(Data entries)
========
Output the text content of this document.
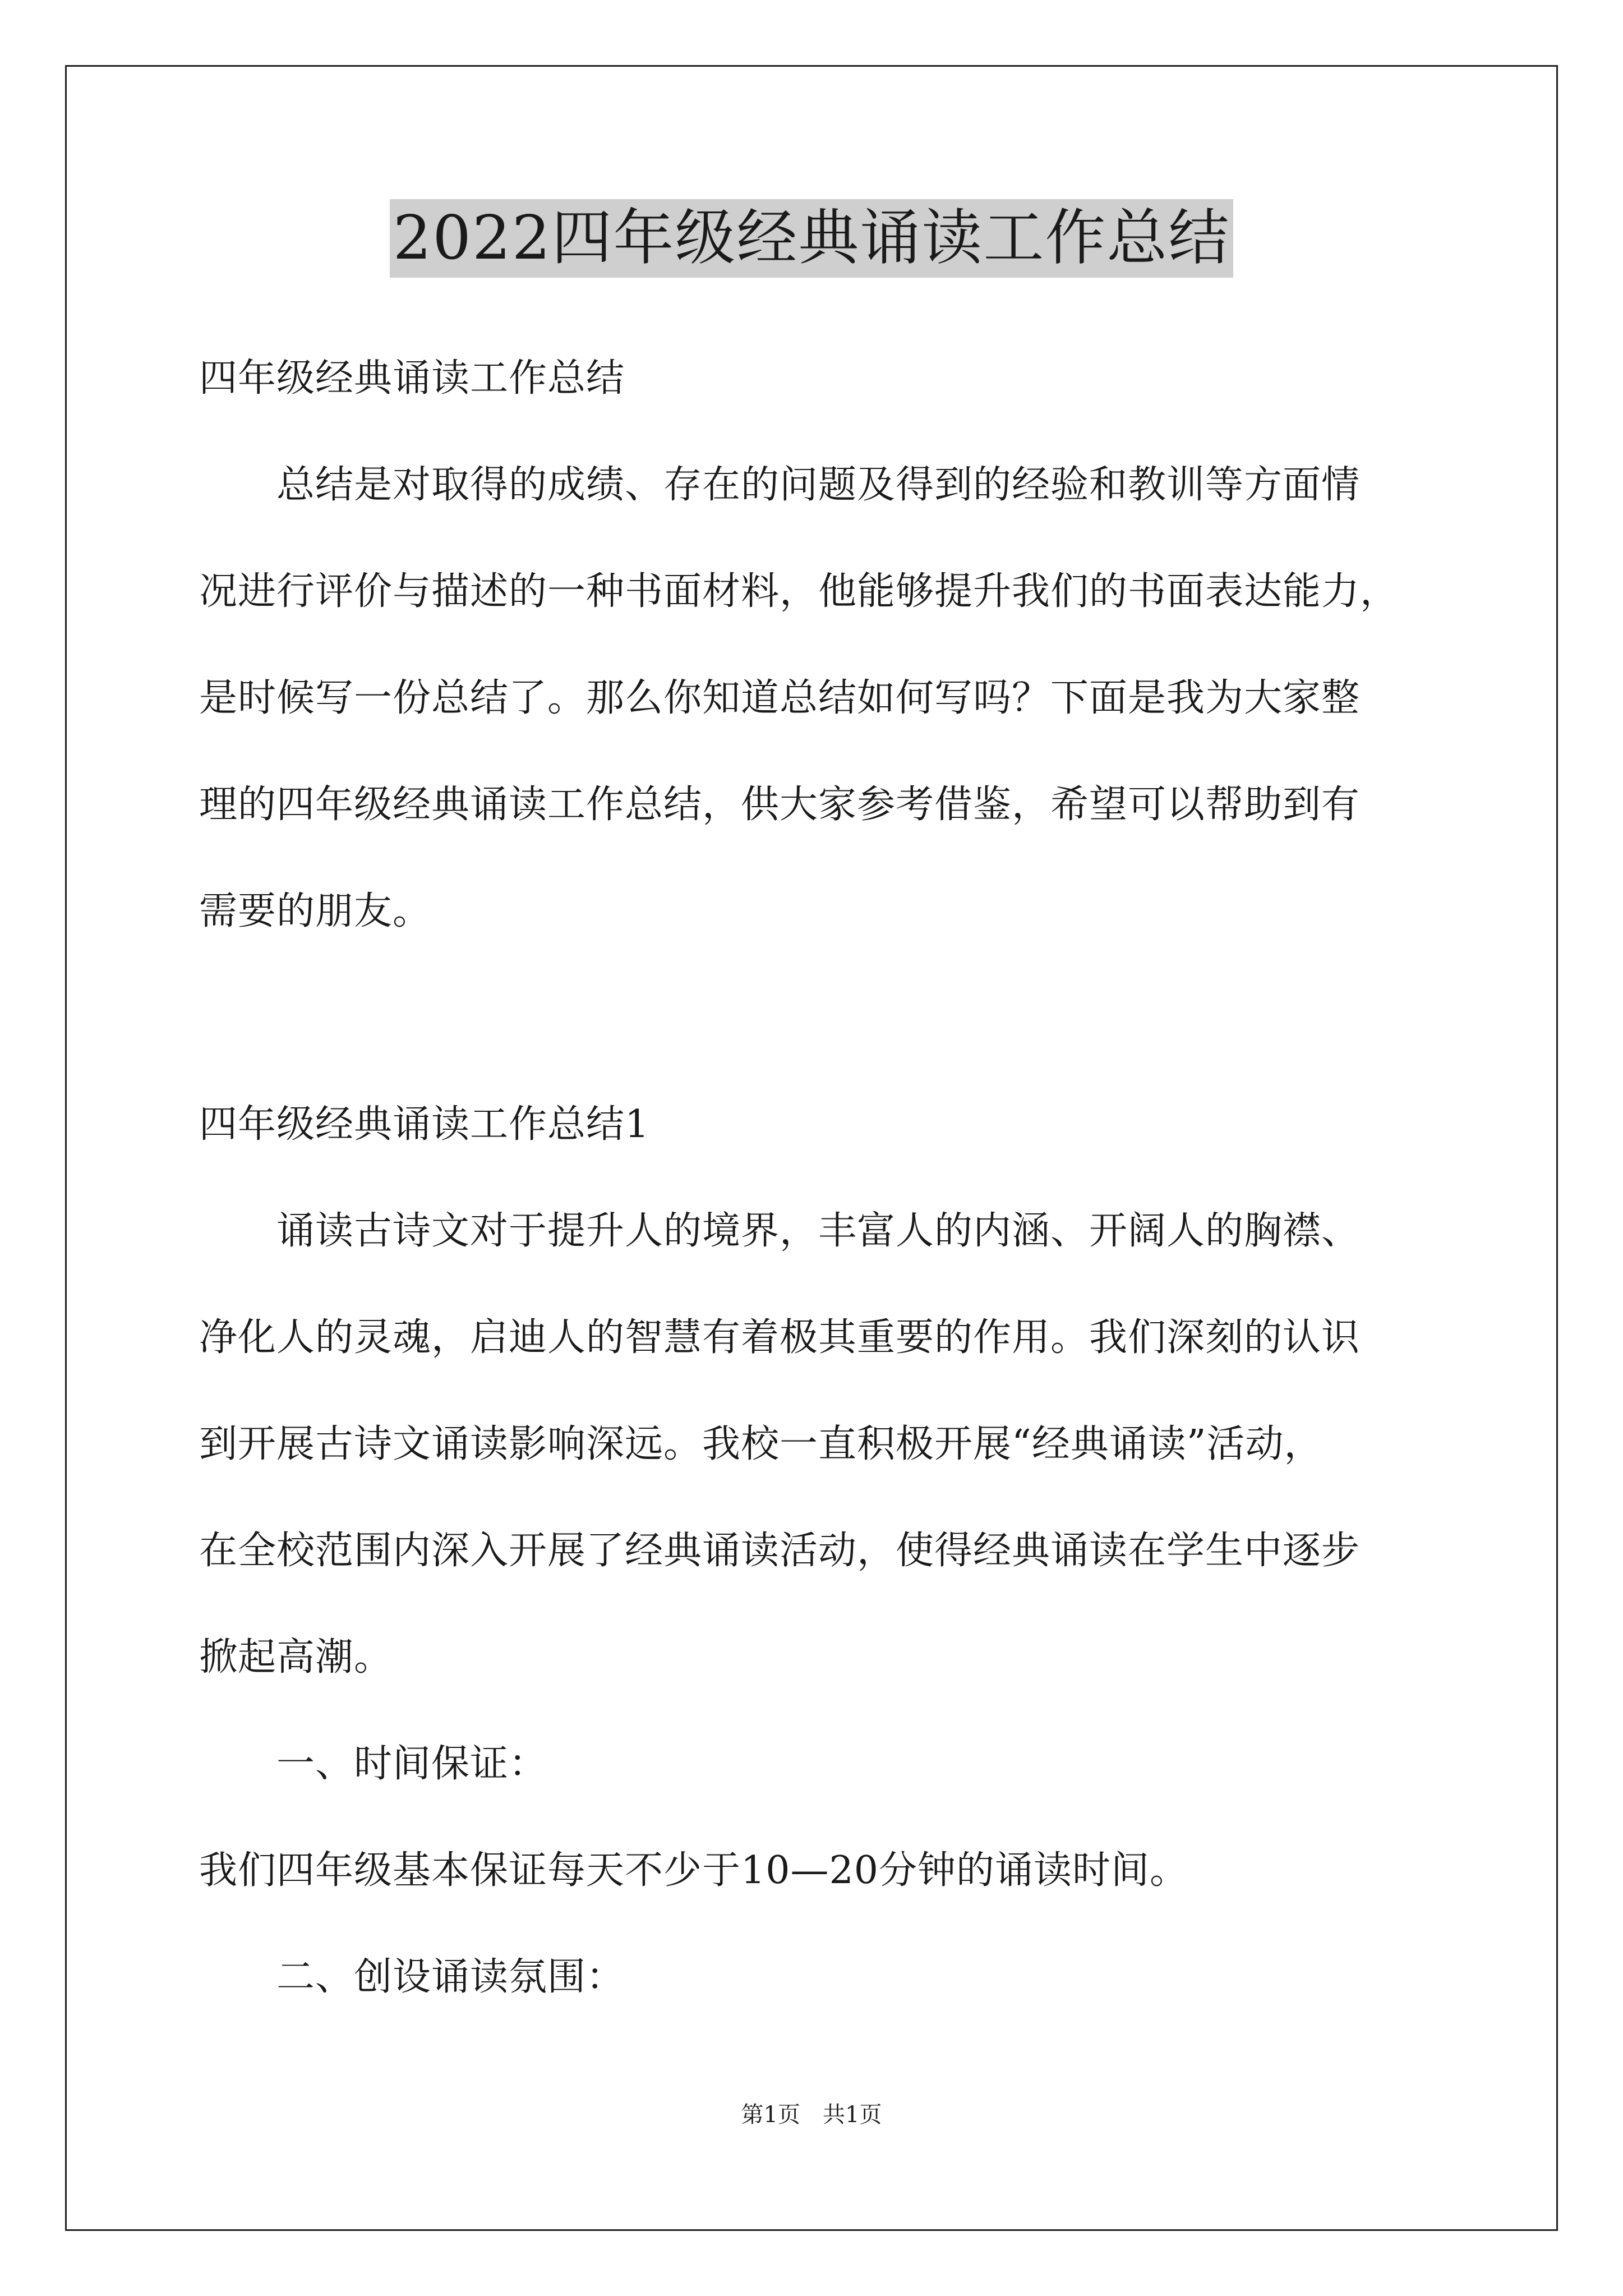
2022四年级经典诵读工作总结
四年级经典诵读工作总结
　　总结是对取得的成绩、存在的问题及得到的经验和教训等方面情
况进行评价与描述的一种书面材料，他能够提升我们的书面表达能力，
是时候写一份总结了。那么你知道总结如何写吗？下面是我为大家整
理的四年级经典诵读工作总结，供大家参考借鉴，希望可以帮助到有
需要的朋友。
四年级经典诵读工作总结1
　　诵读古诗文对于提升人的境界，丰富人的内涵、开阔人的胸襟、
净化人的灵魂，启迪人的智慧有着极其重要的作用。我们深刻的认识
到开展古诗文诵读影响深远。我校一直积极开展“经典诵读”活动，
在全校范围内深入开展了经典诵读活动，使得经典诵读在学生中逐步
掀起高潮。
　　一、时间保证：
我们四年级基本保证每天不少于10—20分钟的诵读时间。
　　二、创设诵读氛围：
第1页　共1页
========
> [What to work on] All of the material above should be reproduced exactly, except the pictures.

> [Full answer]
Output the text content of this document.
2022四年级经典诵读工作总结
四年级经典诵读工作总结
　　总结是对取得的成绩、存在的问题及得到的经验和教训等方面情
况进行评价与描述的一种书面材料，他能够提升我们的书面表达能力，
是时候写一份总结了。那么你知道总结如何写吗？下面是我为大家整
理的四年级经典诵读工作总结，供大家参考借鉴，希望可以帮助到有
需要的朋友。
四年级经典诵读工作总结1
　　诵读古诗文对于提升人的境界，丰富人的内涵、开阔人的胸襟、
净化人的灵魂，启迪人的智慧有着极其重要的作用。我们深刻的认识
到开展古诗文诵读影响深远。我校一直积极开展“经典诵读”活动，
在全校范围内深入开展了经典诵读活动，使得经典诵读在学生中逐步
掀起高潮。
　　一、时间保证：
我们四年级基本保证每天不少于10—20分钟的诵读时间。
　　二、创设诵读氛围：
第1页　共1页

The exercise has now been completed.